━━━ EXCERPTED RECORDS

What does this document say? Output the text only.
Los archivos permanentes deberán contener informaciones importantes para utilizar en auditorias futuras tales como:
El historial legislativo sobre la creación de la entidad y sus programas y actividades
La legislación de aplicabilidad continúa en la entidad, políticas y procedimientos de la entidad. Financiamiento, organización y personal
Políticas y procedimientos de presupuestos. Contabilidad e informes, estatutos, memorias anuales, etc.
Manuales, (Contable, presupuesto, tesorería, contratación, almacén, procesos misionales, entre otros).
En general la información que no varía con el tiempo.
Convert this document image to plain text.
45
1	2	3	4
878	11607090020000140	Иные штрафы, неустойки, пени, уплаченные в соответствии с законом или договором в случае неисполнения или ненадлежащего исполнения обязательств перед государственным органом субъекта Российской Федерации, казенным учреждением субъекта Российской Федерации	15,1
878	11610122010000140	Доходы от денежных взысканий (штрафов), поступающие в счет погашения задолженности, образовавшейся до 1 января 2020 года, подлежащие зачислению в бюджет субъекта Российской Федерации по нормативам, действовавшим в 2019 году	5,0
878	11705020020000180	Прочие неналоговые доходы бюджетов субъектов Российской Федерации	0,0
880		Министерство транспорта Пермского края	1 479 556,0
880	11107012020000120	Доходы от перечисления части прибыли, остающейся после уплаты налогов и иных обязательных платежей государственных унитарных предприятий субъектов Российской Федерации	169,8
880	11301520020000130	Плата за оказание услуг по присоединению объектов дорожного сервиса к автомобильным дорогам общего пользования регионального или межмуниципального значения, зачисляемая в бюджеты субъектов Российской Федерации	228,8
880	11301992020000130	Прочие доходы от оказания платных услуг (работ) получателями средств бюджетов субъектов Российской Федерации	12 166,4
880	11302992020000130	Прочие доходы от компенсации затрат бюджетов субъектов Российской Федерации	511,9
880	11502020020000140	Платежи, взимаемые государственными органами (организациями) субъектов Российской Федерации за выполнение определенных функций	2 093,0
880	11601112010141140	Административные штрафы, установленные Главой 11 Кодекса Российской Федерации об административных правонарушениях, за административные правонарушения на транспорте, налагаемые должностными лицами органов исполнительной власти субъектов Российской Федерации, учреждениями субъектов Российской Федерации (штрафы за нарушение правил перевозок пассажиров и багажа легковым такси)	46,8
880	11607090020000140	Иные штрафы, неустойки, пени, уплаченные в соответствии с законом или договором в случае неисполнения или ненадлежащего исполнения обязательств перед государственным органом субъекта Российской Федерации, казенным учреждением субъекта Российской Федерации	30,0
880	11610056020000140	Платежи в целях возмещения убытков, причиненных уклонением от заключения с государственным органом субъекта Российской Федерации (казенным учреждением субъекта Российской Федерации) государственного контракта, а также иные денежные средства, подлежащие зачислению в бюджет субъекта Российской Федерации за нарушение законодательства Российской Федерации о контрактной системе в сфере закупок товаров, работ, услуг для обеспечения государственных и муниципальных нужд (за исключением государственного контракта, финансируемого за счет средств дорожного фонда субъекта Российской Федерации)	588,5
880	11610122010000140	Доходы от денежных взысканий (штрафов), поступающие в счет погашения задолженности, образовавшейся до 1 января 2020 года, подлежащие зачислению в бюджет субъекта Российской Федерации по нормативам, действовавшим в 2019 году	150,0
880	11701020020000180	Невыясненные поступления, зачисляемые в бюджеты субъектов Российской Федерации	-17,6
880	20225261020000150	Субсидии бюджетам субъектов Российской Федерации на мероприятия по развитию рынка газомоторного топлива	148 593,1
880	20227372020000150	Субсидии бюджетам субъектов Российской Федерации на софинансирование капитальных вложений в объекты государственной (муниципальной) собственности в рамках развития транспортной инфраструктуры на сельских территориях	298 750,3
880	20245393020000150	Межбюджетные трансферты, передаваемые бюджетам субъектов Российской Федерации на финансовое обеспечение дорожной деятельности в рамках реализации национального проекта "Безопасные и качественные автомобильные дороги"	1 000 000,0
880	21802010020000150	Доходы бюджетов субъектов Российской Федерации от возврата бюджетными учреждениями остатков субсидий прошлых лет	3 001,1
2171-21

━━━━━━

→ **JOB**:
Reproduce the full set of records precisely.

→ **EXERCISE OUTPUT**:
What does this document say? Output the text only.
Los archivos permanentes deberán contener informaciones importantes para utilizar en auditorias futuras tales como:
El historial legislativo sobre la creación de la entidad y sus programas y actividades
La legislación de aplicabilidad continúa en la entidad, políticas y procedimientos de la entidad. Financiamiento, organización y personal
Políticas y procedimientos de presupuestos. Contabilidad e informes, estatutos, memorias anuales, etc.
Manuales, (Contable, presupuesto, tesorería, contratación, almacén, procesos misionales, entre otros).
En general la información que no varía con el tiempo.
Convert this document image to plain text.
45
1	2	3	4
878	11607090020000140	Иные штрафы, неустойки, пени, уплаченные в соответствии с законом или договором в случае неисполнения или ненадлежащего исполнения обязательств перед государственным органом субъекта Российской Федерации, казенным учреждением субъекта Российской Федерации	15,1
878	11610122010000140	Доходы от денежных взысканий (штрафов), поступающие в счет погашения задолженности, образовавшейся до 1 января 2020 года, подлежащие зачислению в бюджет субъекта Российской Федерации по нормативам, действовавшим в 2019 году	5,0
878	11705020020000180	Прочие неналоговые доходы бюджетов субъектов Российской Федерации	0,0
880		Министерство транспорта Пермского края	1 479 556,0
880	11107012020000120	Доходы от перечисления части прибыли, остающейся после уплаты налогов и иных обязательных платежей государственных унитарных предприятий субъектов Российской Федерации	169,8
880	11301520020000130	Плата за оказание услуг по присоединению объектов дорожного сервиса к автомобильным дорогам общего пользования регионального или межмуниципального значения, зачисляемая в бюджеты субъектов Российской Федерации	228,8
880	11301992020000130	Прочие доходы от оказания платных услуг (работ) получателями средств бюджетов субъектов Российской Федерации	12 166,4
880	11302992020000130	Прочие доходы от компенсации затрат бюджетов субъектов Российской Федерации	511,9
880	11502020020000140	Платежи, взимаемые государственными органами (организациями) субъектов Российской Федерации за выполнение определенных функций	2 093,0
880	11601112010141140	Административные штрафы, установленные Главой 11 Кодекса Российской Федерации об административных правонарушениях, за административные правонарушения на транспорте, налагаемые должностными лицами органов исполнительной власти субъектов Российской Федерации, учреждениями субъектов Российской Федерации (штрафы за нарушение правил перевозок пассажиров и багажа легковым такси)	46,8
880	11607090020000140	Иные штрафы, неустойки, пени, уплаченные в соответствии с законом или договором в случае неисполнения или ненадлежащего исполнения обязательств перед государственным органом субъекта Российской Федерации, казенным учреждением субъекта Российской Федерации	30,0
880	11610056020000140	Платежи в целях возмещения убытков, причиненных уклонением от заключения с государственным органом субъекта Российской Федерации (казенным учреждением субъекта Российской Федерации) государственного контракта, а также иные денежные средства, подлежащие зачислению в бюджет субъекта Российской Федерации за нарушение законодательства Российской Федерации о контрактной системе в сфере закупок товаров, работ, услуг для обеспечения государственных и муниципальных нужд (за исключением государственного контракта, финансируемого за счет средств дорожного фонда субъекта Российской Федерации)	588,5
880	11610122010000140	Доходы от денежных взысканий (штрафов), поступающие в счет погашения задолженности, образовавшейся до 1 января 2020 года, подлежащие зачислению в бюджет субъекта Российской Федерации по нормативам, действовавшим в 2019 году	150,0
880	11701020020000180	Невыясненные поступления, зачисляемые в бюджеты субъектов Российской Федерации	-17,6
880	20225261020000150	Субсидии бюджетам субъектов Российской Федерации на мероприятия по развитию рынка газомоторного топлива	148 593,1
880	20227372020000150	Субсидии бюджетам субъектов Российской Федерации на софинансирование капитальных вложений в объекты государственной (муниципальной) собственности в рамках развития транспортной инфраструктуры на сельских территориях	298 750,3
880	20245393020000150	Межбюджетные трансферты, передаваемые бюджетам субъектов Российской Федерации на финансовое обеспечение дорожной деятельности в рамках реализации национального проекта "Безопасные и качественные автомобильные дороги"	1 000 000,0
880	21802010020000150	Доходы бюджетов субъектов Российской Федерации от возврата бюджетными учреждениями остатков субсидий прошлых лет	3 001,1
2171-21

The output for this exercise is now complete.